Your task:
Every line containing the word "style" needs to be found and copied.

[Start of Data in this exercise]

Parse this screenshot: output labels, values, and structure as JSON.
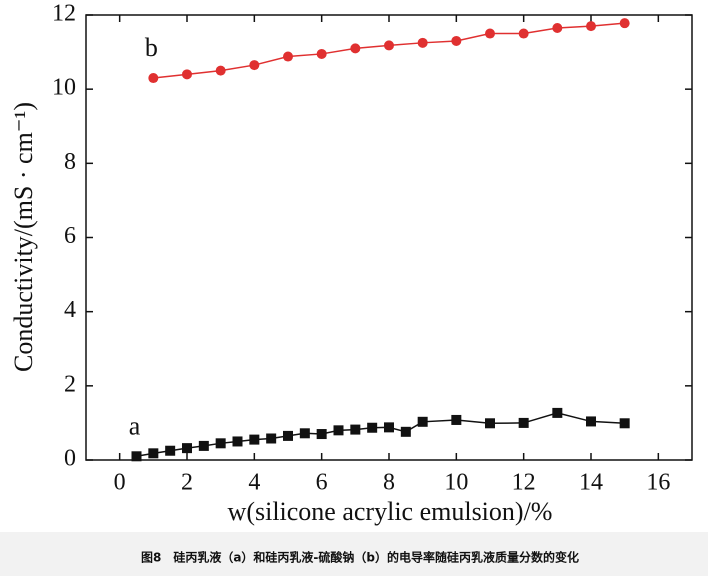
{
  "chart_data": {
    "type": "line",
    "x_label": "w(silicone acrylic emulsion)/%",
    "y_label": "Conductivity/(mS · cm⁻¹)",
    "caption": "图8　硅丙乳液（a）和硅丙乳液-硫酸钠（b）的电导率随硅丙乳液质量分数的变化",
    "xlim": [
      -1,
      17
    ],
    "xticks": [
      0,
      2,
      4,
      6,
      8,
      10,
      12,
      14,
      16
    ],
    "ylim": [
      0,
      12
    ],
    "yticks": [
      0,
      2,
      4,
      6,
      8,
      10,
      12
    ],
    "series": [
      {
        "name": "a",
        "color": "#111111",
        "marker": "square",
        "x": [
          0.5,
          1,
          1.5,
          2,
          2.5,
          3,
          3.5,
          4,
          4.5,
          5,
          5.5,
          6,
          6.5,
          7,
          7.5,
          8,
          8.5,
          9,
          10,
          11,
          12,
          13,
          14,
          15
        ],
        "values": [
          0.1,
          0.18,
          0.25,
          0.32,
          0.38,
          0.45,
          0.5,
          0.55,
          0.58,
          0.65,
          0.72,
          0.7,
          0.8,
          0.82,
          0.87,
          0.88,
          0.76,
          1.03,
          1.08,
          0.99,
          1.0,
          1.27,
          1.04,
          0.99
        ]
      },
      {
        "name": "b",
        "color": "#e03030",
        "marker": "circle",
        "x": [
          1,
          2,
          3,
          4,
          5,
          6,
          7,
          8,
          9,
          10,
          11,
          12,
          13,
          14,
          15
        ],
        "values": [
          10.3,
          10.4,
          10.5,
          10.65,
          10.88,
          10.95,
          11.1,
          11.18,
          11.25,
          11.3,
          11.5,
          11.5,
          11.65,
          11.7,
          11.78
        ]
      }
    ]
  }
}
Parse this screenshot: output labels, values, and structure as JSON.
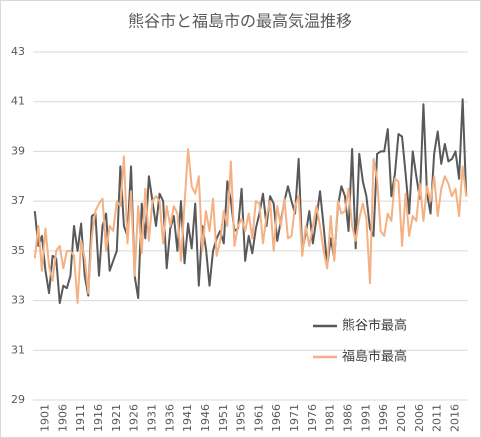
{
  "chart_data": {
    "type": "line",
    "title": "熊谷市と福島市の最高気温推移",
    "categories": [
      null,
      null,
      null,
      "1901",
      null,
      null,
      null,
      null,
      "1906",
      null,
      null,
      null,
      null,
      "1911",
      null,
      null,
      null,
      null,
      "1916",
      null,
      null,
      null,
      null,
      "1921",
      null,
      null,
      null,
      null,
      "1926",
      null,
      null,
      null,
      null,
      "1931",
      null,
      null,
      null,
      null,
      "1936",
      null,
      null,
      null,
      null,
      "1941",
      null,
      null,
      null,
      null,
      "1946",
      null,
      null,
      null,
      null,
      "1951",
      null,
      null,
      null,
      null,
      "1956",
      null,
      null,
      null,
      null,
      "1961",
      null,
      null,
      null,
      null,
      "1966",
      null,
      null,
      null,
      null,
      "1971",
      null,
      null,
      null,
      null,
      "1976",
      null,
      null,
      null,
      null,
      "1981",
      null,
      null,
      null,
      null,
      "1986",
      null,
      null,
      null,
      null,
      "1991",
      null,
      null,
      null,
      null,
      "1996",
      null,
      null,
      null,
      null,
      "2001",
      null,
      null,
      null,
      null,
      "2006",
      null,
      null,
      null,
      null,
      "2011",
      null,
      null,
      null,
      null,
      "2016",
      null,
      null,
      null
    ],
    "series": [
      {
        "name": "熊谷市最高",
        "color": "#595959",
        "values": [
          36.6,
          35.2,
          35.6,
          34.2,
          33.3,
          34.8,
          34.7,
          32.9,
          33.6,
          33.5,
          34.0,
          36.0,
          35.0,
          36.1,
          34.0,
          33.2,
          36.4,
          36.5,
          34.0,
          36.0,
          36.5,
          34.2,
          34.6,
          35.0,
          38.4,
          36.0,
          35.6,
          38.4,
          34.0,
          33.1,
          36.9,
          35.5,
          38.0,
          37.0,
          36.0,
          37.3,
          37.0,
          34.3,
          35.9,
          36.4,
          35.0,
          37.0,
          34.5,
          36.1,
          35.1,
          36.9,
          33.6,
          36.0,
          35.1,
          33.6,
          35.0,
          35.5,
          35.8,
          35.3,
          37.8,
          37.0,
          35.8,
          35.9,
          37.5,
          34.6,
          35.6,
          34.9,
          35.9,
          36.5,
          37.3,
          36.0,
          37.2,
          36.9,
          35.4,
          36.2,
          37.0,
          37.6,
          37.0,
          36.5,
          38.7,
          35.0,
          35.7,
          36.6,
          35.3,
          36.3,
          37.4,
          36.0,
          34.4,
          35.5,
          34.7,
          36.8,
          37.6,
          37.2,
          35.8,
          39.1,
          35.1,
          38.9,
          37.8,
          37.2,
          35.9,
          35.6,
          38.9,
          39.0,
          39.0,
          39.9,
          37.2,
          38.1,
          39.7,
          39.6,
          38.1,
          36.5,
          39.0,
          38.0,
          37.1,
          40.9,
          37.3,
          36.5,
          38.9,
          39.8,
          38.5,
          39.3,
          38.6,
          38.7,
          39.0,
          37.9,
          41.1,
          37.2
        ]
      },
      {
        "name": "福島市最高",
        "color": "#f4b183",
        "values": [
          34.7,
          36.0,
          34.2,
          35.9,
          34.4,
          33.8,
          35.0,
          35.2,
          34.3,
          35.0,
          35.0,
          34.8,
          32.9,
          35.4,
          34.7,
          33.3,
          35.6,
          36.6,
          36.9,
          37.1,
          35.0,
          36.0,
          35.8,
          37.0,
          36.8,
          38.8,
          35.3,
          37.4,
          34.0,
          36.8,
          34.9,
          37.5,
          35.4,
          37.0,
          37.2,
          37.0,
          35.3,
          36.8,
          36.0,
          36.8,
          36.5,
          34.6,
          36.9,
          39.1,
          37.6,
          37.3,
          38.0,
          35.0,
          36.6,
          35.8,
          37.1,
          34.8,
          35.4,
          36.6,
          36.0,
          38.6,
          35.2,
          36.0,
          36.3,
          35.8,
          36.5,
          35.5,
          37.0,
          36.9,
          35.3,
          36.4,
          37.0,
          35.0,
          36.8,
          36.0,
          37.1,
          35.5,
          35.6,
          36.8,
          37.2,
          34.8,
          36.0,
          35.2,
          36.0,
          36.8,
          36.0,
          35.0,
          34.3,
          36.4,
          34.6,
          37.0,
          36.5,
          36.6,
          37.5,
          36.0,
          35.4,
          36.3,
          36.9,
          36.3,
          33.7,
          38.7,
          37.9,
          35.8,
          35.6,
          36.5,
          36.2,
          37.9,
          37.8,
          35.2,
          37.3,
          35.6,
          36.4,
          36.2,
          37.7,
          36.2,
          37.6,
          37.0,
          38.0,
          36.4,
          37.5,
          38.0,
          37.7,
          37.2,
          37.5,
          36.4,
          38.4,
          37.2
        ]
      }
    ],
    "ylim": [
      29,
      43
    ],
    "yticks": [
      29,
      31,
      33,
      35,
      37,
      39,
      41,
      43
    ],
    "grid": true,
    "legend": "right"
  }
}
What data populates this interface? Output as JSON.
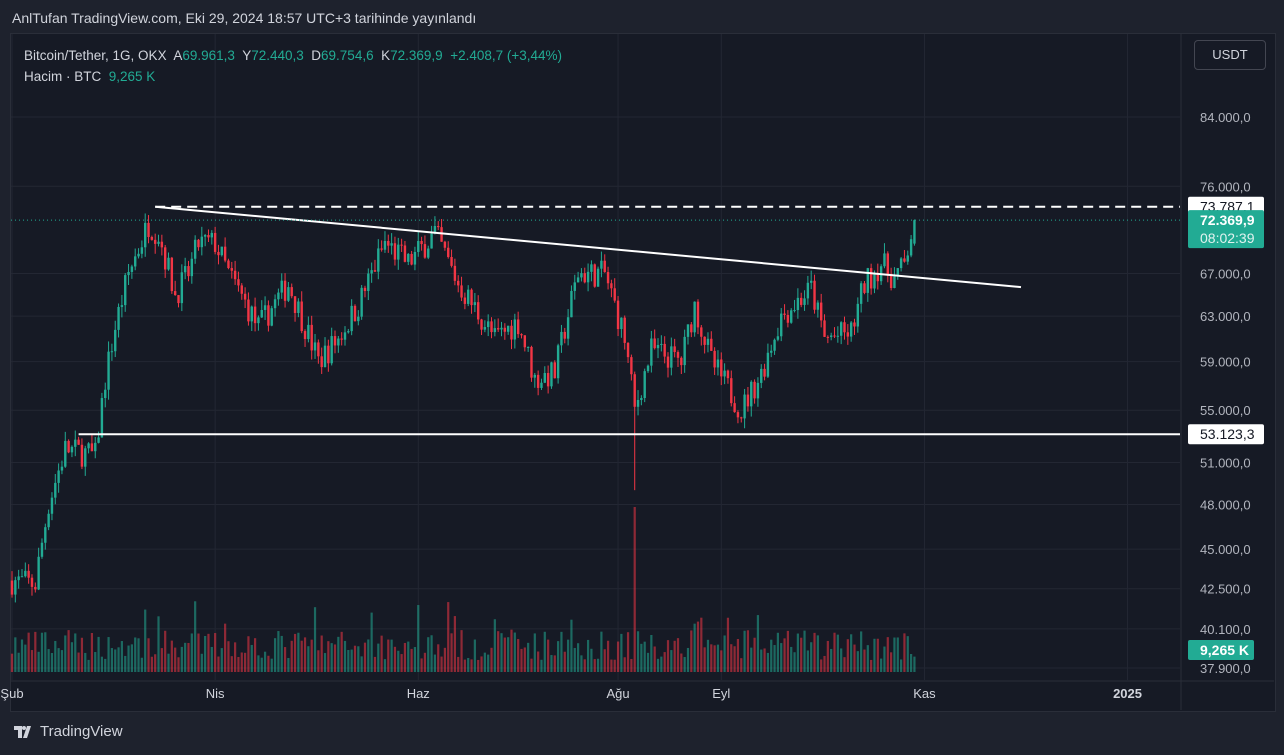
{
  "header": "AnlTufan TradingView.com, Eki 29, 2024 18:57 UTC+3 tarihinde yayınlandı",
  "legend": {
    "symbol": "Bitcoin/Tether, 1G, OKX",
    "o_label": "A",
    "o": "69.961,3",
    "h_label": "Y",
    "h": "72.440,3",
    "l_label": "D",
    "l": "69.754,6",
    "c_label": "K",
    "c": "72.369,9",
    "change": "+2.408,7 (+3,44%)",
    "vol_label": "Hacim · BTC",
    "vol": "9,265 K"
  },
  "currency_button": "USDT",
  "footer": "TradingView",
  "colors": {
    "up": "#22ab94",
    "down": "#f23645",
    "bg": "#161a25",
    "line": "#ffffff"
  },
  "chart_data": {
    "type": "candlestick",
    "scale": "log",
    "ylim": [
      37900,
      84000
    ],
    "y_ticks": [
      {
        "v": 84000,
        "t": "84.000,0"
      },
      {
        "v": 76000,
        "t": "76.000,0"
      },
      {
        "v": 67000,
        "t": "67.000,0"
      },
      {
        "v": 63000,
        "t": "63.000,0"
      },
      {
        "v": 59000,
        "t": "59.000,0"
      },
      {
        "v": 55000,
        "t": "55.000,0"
      },
      {
        "v": 51000,
        "t": "51.000,0"
      },
      {
        "v": 48000,
        "t": "48.000,0"
      },
      {
        "v": 45000,
        "t": "45.000,0"
      },
      {
        "v": 42500,
        "t": "42.500,0"
      },
      {
        "v": 40100,
        "t": "40.100,0"
      },
      {
        "v": 37900,
        "t": "37.900,0"
      }
    ],
    "x_ticks": [
      {
        "d": 0,
        "t": "Şub"
      },
      {
        "d": 61,
        "t": "Nis"
      },
      {
        "d": 122,
        "t": "Haz"
      },
      {
        "d": 182,
        "t": "Ağu"
      },
      {
        "d": 213,
        "t": "Eyl"
      },
      {
        "d": 274,
        "t": "Kas"
      },
      {
        "d": 335,
        "t": "2025"
      }
    ],
    "x_range_days": [
      0,
      350
    ],
    "close_path": [
      [
        0,
        43000
      ],
      [
        7,
        42800
      ],
      [
        11,
        48000
      ],
      [
        16,
        52000
      ],
      [
        25,
        51500
      ],
      [
        28,
        57500
      ],
      [
        31,
        62000
      ],
      [
        35,
        67000
      ],
      [
        41,
        72000
      ],
      [
        44,
        71000
      ],
      [
        49,
        65000
      ],
      [
        53,
        67000
      ],
      [
        56,
        70000
      ],
      [
        61,
        70000
      ],
      [
        65,
        67000
      ],
      [
        74,
        62000
      ],
      [
        83,
        66000
      ],
      [
        92,
        59000
      ],
      [
        98,
        61000
      ],
      [
        104,
        64000
      ],
      [
        112,
        70000
      ],
      [
        119,
        68000
      ],
      [
        127,
        71000
      ],
      [
        134,
        66000
      ],
      [
        145,
        61000
      ],
      [
        152,
        62500
      ],
      [
        157,
        57500
      ],
      [
        163,
        58000
      ],
      [
        170,
        67000
      ],
      [
        178,
        67000
      ],
      [
        184,
        61000
      ],
      [
        187,
        55000
      ],
      [
        192,
        60000
      ],
      [
        201,
        59000
      ],
      [
        205,
        64000
      ],
      [
        210,
        59000
      ],
      [
        219,
        55000
      ],
      [
        225,
        58000
      ],
      [
        231,
        63000
      ],
      [
        240,
        65500
      ],
      [
        244,
        61000
      ],
      [
        252,
        61500
      ],
      [
        256,
        66000
      ],
      [
        261,
        68000
      ],
      [
        265,
        66500
      ],
      [
        268,
        67800
      ],
      [
        271,
        72369.9
      ]
    ],
    "levels": [
      {
        "name": "resistance",
        "value": 73787.1,
        "label": "73.787,1",
        "style": "dashed",
        "from_day": 43
      },
      {
        "name": "support",
        "value": 53123.3,
        "label": "53.123,3",
        "style": "solid",
        "from_day": 20
      }
    ],
    "trendline": {
      "from": [
        43,
        73787.1
      ],
      "to": [
        303,
        65700
      ]
    },
    "last_price": {
      "label": "72.369,9",
      "countdown": "08:02:39"
    },
    "last_volume": "9,265 K"
  }
}
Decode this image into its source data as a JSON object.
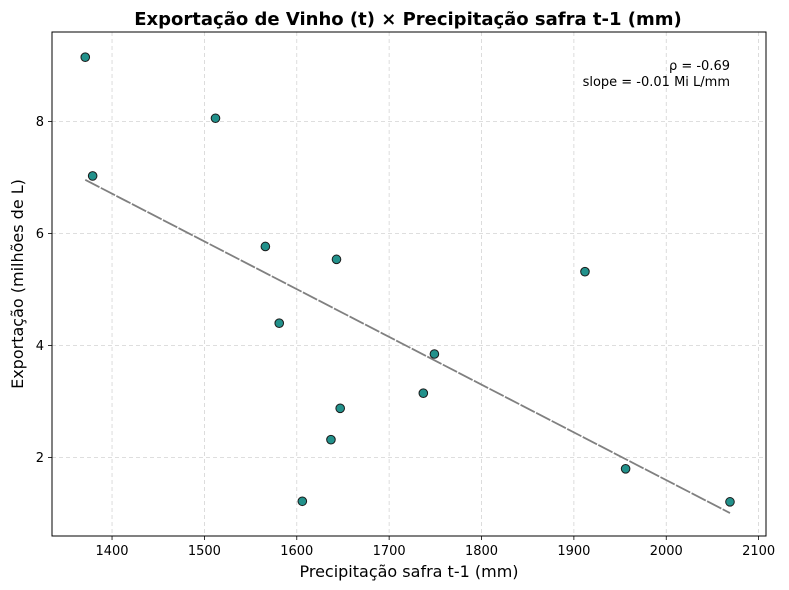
{
  "chart_data": {
    "type": "scatter",
    "title": "Exportação de Vinho (t) × Precipitação safra t-1 (mm)",
    "xlabel": "Precipitação safra t-1 (mm)",
    "ylabel": "Exportação (milhões de L)",
    "xlim": [
      1335,
      2108
    ],
    "ylim": [
      0.6,
      9.6
    ],
    "xticks": [
      1400,
      1500,
      1600,
      1700,
      1800,
      1900,
      2000,
      2100
    ],
    "yticks": [
      2,
      4,
      6,
      8
    ],
    "xtick_labels": [
      "1400",
      "1500",
      "1600",
      "1700",
      "1800",
      "1900",
      "2000",
      "2100"
    ],
    "ytick_labels": [
      "2",
      "4",
      "6",
      "8"
    ],
    "grid": true,
    "points": [
      {
        "x": 1371,
        "y": 9.15
      },
      {
        "x": 1379,
        "y": 7.03
      },
      {
        "x": 1512,
        "y": 8.06
      },
      {
        "x": 1566,
        "y": 5.77
      },
      {
        "x": 1581,
        "y": 4.4
      },
      {
        "x": 1606,
        "y": 1.22
      },
      {
        "x": 1637,
        "y": 2.32
      },
      {
        "x": 1643,
        "y": 5.54
      },
      {
        "x": 1647,
        "y": 2.88
      },
      {
        "x": 1737,
        "y": 3.15
      },
      {
        "x": 1749,
        "y": 3.85
      },
      {
        "x": 1912,
        "y": 5.32
      },
      {
        "x": 1956,
        "y": 1.8
      },
      {
        "x": 2069,
        "y": 1.21
      }
    ],
    "trendline": {
      "x": [
        1371,
        2069
      ],
      "y": [
        6.96,
        1.01
      ]
    },
    "colors": {
      "point_fill": "#22918b",
      "point_edge": "#1a1a1a",
      "trendline": "#808080",
      "grid": "#d3d3d3"
    },
    "annotation": {
      "lines": [
        "ρ = -0.69",
        "slope = -0.01 Mi L/mm"
      ],
      "placement": "top-right"
    }
  }
}
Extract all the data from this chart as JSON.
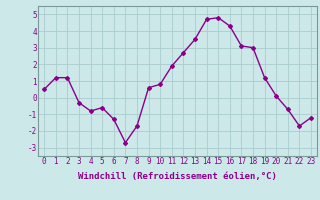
{
  "x": [
    0,
    1,
    2,
    3,
    4,
    5,
    6,
    7,
    8,
    9,
    10,
    11,
    12,
    13,
    14,
    15,
    16,
    17,
    18,
    19,
    20,
    21,
    22,
    23
  ],
  "y": [
    0.5,
    1.2,
    1.2,
    -0.3,
    -0.8,
    -0.6,
    -1.3,
    -2.7,
    -1.7,
    0.6,
    0.8,
    1.9,
    2.7,
    3.5,
    4.7,
    4.8,
    4.3,
    3.1,
    3.0,
    1.2,
    0.1,
    -0.7,
    -1.7,
    -1.2
  ],
  "line_color": "#8B008B",
  "marker": "D",
  "marker_size": 2,
  "bg_color": "#cce8e8",
  "grid_color": "#aacccc",
  "xlabel": "Windchill (Refroidissement éolien,°C)",
  "xlabel_color": "#8B008B",
  "tick_color": "#8B008B",
  "xlim": [
    -0.5,
    23.5
  ],
  "ylim": [
    -3.5,
    5.5
  ],
  "yticks": [
    -3,
    -2,
    -1,
    0,
    1,
    2,
    3,
    4,
    5
  ],
  "xticks": [
    0,
    1,
    2,
    3,
    4,
    5,
    6,
    7,
    8,
    9,
    10,
    11,
    12,
    13,
    14,
    15,
    16,
    17,
    18,
    19,
    20,
    21,
    22,
    23
  ],
  "tick_fontsize": 5.5,
  "xlabel_fontsize": 6.5,
  "linewidth": 1.0
}
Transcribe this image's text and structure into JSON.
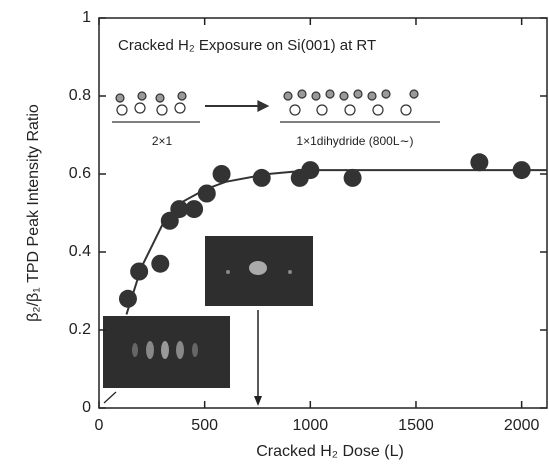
{
  "chart_data": {
    "type": "scatter",
    "annotations": [
      "Cracked H₂ Exposure on Si(001) at RT",
      "2×1",
      "1×1dihydride (800L∼)"
    ],
    "xlabel": "Cracked H₂ Dose (L)",
    "ylabel": "β₂/β₁ TPD Peak Intensity Ratio",
    "xlim": [
      0,
      2120
    ],
    "ylim": [
      0,
      1
    ],
    "xticks": [
      0,
      500,
      1000,
      1500,
      2000
    ],
    "yticks": [
      0,
      0.2,
      0.4,
      0.6,
      0.8,
      1
    ],
    "series": [
      {
        "style": "markers",
        "color": "#333333",
        "x": [
          137,
          190,
          290,
          335,
          380,
          450,
          510,
          580,
          770,
          950,
          1000,
          1200,
          1800,
          2000
        ],
        "values": [
          0.28,
          0.35,
          0.37,
          0.48,
          0.51,
          0.51,
          0.55,
          0.6,
          0.59,
          0.59,
          0.61,
          0.59,
          0.63,
          0.61
        ]
      },
      {
        "style": "line",
        "color": "#333333",
        "x": [
          130,
          200,
          300,
          400,
          500,
          600,
          800,
          1000,
          1500,
          2000,
          2120
        ],
        "values": [
          0.24,
          0.36,
          0.47,
          0.53,
          0.56,
          0.58,
          0.6,
          0.61,
          0.61,
          0.61,
          0.61
        ]
      }
    ]
  }
}
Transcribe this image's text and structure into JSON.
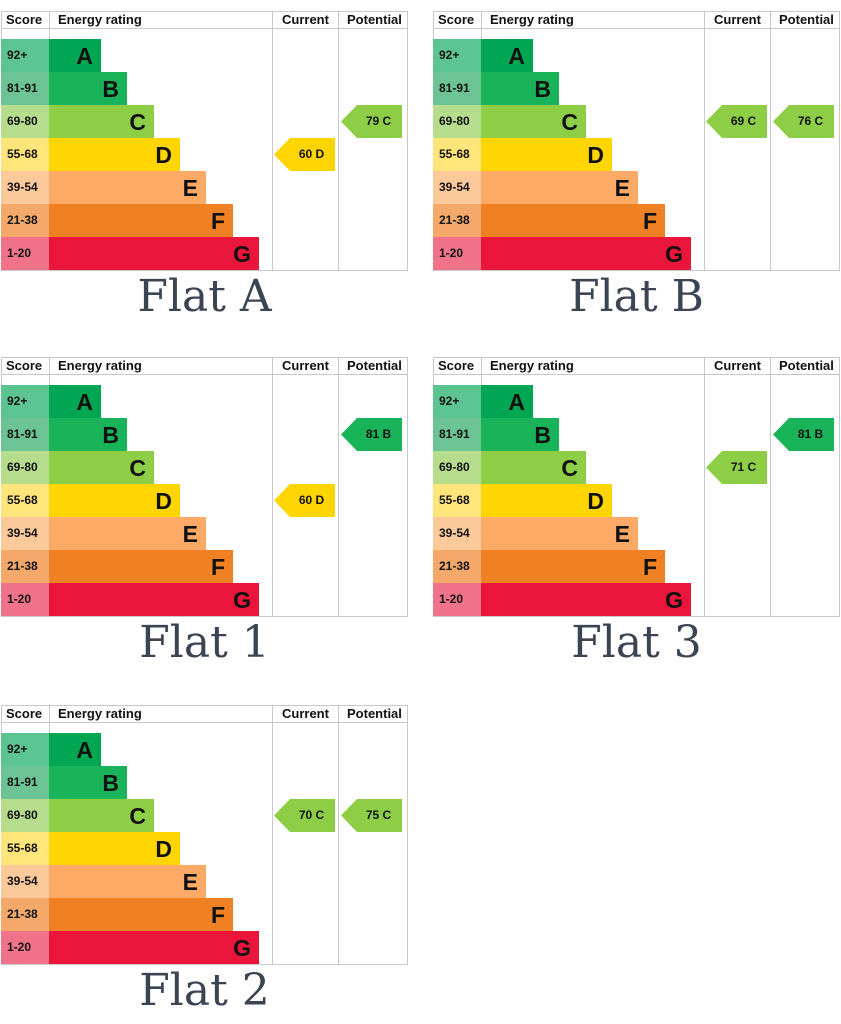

[End of Data in this exercise]

Output of the exercise:
        "style": "dashed",
        "style": "solid",
        "style": "markers",
        "style": "line",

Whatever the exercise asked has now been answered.